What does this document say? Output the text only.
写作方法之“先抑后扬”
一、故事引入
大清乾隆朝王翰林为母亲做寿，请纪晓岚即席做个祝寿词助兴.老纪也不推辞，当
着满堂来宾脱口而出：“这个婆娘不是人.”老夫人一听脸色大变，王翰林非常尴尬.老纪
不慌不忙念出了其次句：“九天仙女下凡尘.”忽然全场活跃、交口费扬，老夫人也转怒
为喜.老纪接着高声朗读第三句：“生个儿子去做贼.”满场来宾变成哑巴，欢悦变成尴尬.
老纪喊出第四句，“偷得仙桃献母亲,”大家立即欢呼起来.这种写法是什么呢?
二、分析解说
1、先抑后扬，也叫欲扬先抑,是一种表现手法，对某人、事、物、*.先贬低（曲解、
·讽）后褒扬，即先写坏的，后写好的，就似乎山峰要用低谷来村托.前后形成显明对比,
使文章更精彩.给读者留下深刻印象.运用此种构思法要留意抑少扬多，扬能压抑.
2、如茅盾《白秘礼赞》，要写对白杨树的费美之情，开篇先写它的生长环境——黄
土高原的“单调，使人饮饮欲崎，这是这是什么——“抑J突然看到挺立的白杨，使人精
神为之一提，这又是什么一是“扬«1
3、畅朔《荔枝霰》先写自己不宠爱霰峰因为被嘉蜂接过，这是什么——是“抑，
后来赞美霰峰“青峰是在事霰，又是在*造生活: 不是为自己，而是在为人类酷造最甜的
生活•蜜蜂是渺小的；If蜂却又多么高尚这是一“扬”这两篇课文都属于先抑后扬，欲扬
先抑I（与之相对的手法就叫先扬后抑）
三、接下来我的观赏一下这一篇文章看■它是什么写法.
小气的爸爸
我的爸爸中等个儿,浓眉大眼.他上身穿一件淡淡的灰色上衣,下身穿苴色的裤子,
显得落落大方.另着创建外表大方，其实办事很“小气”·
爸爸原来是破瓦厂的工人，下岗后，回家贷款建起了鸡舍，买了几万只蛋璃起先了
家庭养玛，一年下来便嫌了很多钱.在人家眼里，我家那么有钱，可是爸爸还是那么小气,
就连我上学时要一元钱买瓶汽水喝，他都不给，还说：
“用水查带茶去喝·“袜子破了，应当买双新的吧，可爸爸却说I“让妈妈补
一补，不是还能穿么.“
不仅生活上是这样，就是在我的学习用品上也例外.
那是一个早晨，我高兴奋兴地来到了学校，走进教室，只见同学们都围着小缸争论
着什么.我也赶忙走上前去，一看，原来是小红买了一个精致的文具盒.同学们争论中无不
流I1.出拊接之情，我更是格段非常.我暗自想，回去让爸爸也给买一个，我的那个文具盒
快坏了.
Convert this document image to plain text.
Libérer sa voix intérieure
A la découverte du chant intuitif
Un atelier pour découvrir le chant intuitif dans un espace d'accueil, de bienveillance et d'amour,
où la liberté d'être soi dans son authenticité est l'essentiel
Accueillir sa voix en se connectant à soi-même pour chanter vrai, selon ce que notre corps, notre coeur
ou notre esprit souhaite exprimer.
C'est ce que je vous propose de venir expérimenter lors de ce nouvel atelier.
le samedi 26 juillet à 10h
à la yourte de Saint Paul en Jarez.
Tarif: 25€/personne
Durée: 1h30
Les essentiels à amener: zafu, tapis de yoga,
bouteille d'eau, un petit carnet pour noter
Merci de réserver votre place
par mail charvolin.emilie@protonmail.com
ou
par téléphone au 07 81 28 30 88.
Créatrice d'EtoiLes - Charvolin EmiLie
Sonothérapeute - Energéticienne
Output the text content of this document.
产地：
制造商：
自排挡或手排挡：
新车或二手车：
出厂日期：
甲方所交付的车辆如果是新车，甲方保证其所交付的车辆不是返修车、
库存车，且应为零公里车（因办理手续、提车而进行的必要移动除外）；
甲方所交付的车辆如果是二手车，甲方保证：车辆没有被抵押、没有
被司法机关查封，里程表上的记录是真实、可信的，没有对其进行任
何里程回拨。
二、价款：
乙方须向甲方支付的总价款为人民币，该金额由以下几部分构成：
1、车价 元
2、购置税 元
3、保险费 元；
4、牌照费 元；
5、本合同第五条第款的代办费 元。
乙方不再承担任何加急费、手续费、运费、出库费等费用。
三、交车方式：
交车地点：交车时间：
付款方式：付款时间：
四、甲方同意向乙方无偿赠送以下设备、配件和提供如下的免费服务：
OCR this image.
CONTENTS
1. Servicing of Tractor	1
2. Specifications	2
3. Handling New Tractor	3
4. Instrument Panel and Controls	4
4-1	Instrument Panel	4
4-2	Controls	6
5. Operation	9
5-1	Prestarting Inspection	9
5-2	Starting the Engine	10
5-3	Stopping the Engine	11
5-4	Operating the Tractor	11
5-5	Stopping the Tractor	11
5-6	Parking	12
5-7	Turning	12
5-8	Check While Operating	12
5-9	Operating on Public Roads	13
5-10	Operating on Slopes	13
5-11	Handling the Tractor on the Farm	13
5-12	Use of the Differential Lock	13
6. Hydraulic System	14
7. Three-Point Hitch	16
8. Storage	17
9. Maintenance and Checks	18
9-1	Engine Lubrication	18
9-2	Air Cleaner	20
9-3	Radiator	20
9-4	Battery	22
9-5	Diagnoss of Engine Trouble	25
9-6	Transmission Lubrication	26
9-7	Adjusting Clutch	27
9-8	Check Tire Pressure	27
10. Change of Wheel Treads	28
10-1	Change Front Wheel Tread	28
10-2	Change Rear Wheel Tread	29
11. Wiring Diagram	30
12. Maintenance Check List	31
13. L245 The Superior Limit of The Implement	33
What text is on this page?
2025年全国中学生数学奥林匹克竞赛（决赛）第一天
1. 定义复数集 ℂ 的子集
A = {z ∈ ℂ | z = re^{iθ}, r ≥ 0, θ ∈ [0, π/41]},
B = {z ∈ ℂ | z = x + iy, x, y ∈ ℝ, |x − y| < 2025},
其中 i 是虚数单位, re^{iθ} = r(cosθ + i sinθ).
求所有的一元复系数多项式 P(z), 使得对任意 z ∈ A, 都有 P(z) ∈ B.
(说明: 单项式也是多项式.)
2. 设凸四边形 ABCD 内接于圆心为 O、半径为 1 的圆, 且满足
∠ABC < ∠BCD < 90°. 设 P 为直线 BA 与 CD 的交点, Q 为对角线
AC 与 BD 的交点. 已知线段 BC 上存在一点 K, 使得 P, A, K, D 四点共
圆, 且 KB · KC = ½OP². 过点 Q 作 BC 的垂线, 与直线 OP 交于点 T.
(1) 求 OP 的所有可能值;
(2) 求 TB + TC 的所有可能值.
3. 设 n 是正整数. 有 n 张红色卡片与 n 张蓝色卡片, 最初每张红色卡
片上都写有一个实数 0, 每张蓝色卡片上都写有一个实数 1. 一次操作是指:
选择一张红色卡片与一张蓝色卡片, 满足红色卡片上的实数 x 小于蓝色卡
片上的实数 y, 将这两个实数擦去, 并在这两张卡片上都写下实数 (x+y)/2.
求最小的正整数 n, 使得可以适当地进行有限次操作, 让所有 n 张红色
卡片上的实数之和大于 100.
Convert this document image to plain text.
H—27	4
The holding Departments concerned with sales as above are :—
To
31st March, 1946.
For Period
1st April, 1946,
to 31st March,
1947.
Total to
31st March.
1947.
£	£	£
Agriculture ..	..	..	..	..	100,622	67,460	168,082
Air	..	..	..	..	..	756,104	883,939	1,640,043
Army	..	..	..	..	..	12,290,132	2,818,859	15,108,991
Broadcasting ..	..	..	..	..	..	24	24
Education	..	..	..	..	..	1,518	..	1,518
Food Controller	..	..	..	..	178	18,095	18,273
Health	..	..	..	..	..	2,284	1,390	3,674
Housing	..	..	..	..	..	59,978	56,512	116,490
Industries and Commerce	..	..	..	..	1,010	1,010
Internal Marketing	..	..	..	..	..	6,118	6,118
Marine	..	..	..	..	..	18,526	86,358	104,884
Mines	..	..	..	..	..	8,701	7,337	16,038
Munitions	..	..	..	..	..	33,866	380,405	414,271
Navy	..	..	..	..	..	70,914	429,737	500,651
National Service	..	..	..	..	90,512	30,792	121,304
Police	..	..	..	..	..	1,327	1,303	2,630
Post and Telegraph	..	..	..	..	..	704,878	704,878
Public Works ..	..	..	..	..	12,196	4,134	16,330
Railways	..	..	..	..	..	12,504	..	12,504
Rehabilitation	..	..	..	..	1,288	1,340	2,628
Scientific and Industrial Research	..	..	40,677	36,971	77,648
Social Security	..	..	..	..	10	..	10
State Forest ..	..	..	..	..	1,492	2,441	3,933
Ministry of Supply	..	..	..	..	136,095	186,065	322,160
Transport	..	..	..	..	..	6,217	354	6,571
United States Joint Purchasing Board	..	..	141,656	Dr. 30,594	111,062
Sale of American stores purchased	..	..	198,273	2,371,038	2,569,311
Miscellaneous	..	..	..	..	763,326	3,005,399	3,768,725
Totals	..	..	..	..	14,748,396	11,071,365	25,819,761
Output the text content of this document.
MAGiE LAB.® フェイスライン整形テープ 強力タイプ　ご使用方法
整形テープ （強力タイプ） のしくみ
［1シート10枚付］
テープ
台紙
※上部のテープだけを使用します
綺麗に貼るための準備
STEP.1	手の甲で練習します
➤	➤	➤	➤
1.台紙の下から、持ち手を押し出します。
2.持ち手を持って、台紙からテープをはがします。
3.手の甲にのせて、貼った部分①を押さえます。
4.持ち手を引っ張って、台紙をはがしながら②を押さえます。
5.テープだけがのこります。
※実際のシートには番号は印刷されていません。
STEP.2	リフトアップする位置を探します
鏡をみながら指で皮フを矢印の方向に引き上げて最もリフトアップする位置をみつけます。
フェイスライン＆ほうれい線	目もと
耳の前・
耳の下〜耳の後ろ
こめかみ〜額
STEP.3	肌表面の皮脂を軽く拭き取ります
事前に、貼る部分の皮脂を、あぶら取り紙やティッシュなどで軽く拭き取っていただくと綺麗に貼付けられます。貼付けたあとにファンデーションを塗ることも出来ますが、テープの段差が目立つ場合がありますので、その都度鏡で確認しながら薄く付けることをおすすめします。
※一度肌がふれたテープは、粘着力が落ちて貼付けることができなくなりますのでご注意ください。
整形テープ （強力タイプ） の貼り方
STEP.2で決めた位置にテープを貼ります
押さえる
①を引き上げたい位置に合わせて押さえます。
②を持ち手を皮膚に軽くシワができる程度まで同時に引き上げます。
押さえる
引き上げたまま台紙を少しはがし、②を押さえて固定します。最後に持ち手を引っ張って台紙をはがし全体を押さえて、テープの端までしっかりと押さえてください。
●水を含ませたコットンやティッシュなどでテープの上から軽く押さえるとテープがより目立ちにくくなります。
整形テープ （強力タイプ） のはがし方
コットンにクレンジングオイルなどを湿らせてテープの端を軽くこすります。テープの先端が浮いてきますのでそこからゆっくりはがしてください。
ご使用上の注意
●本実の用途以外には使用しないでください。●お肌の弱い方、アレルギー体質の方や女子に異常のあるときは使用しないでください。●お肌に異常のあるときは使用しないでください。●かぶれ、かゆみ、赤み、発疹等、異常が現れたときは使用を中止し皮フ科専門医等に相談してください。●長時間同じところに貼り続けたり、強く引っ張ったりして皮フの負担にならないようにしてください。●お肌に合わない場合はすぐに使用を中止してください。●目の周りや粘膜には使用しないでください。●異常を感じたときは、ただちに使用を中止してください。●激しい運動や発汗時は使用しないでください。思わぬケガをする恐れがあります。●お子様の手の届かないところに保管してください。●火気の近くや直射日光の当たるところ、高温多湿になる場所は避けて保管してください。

• _Required task_
Scan the data above and copy every line with "pour" in it.

• _Result of the task_
Un atelier pour découvrir le chant intuitif dans un espace d'accueil, de bienveillance et d'amour,
Accueillir sa voix en se connectant à soi-même pour chanter vrai, selon ce que notre corps, notre coeur
bouteille d'eau, un petit carnet pour noter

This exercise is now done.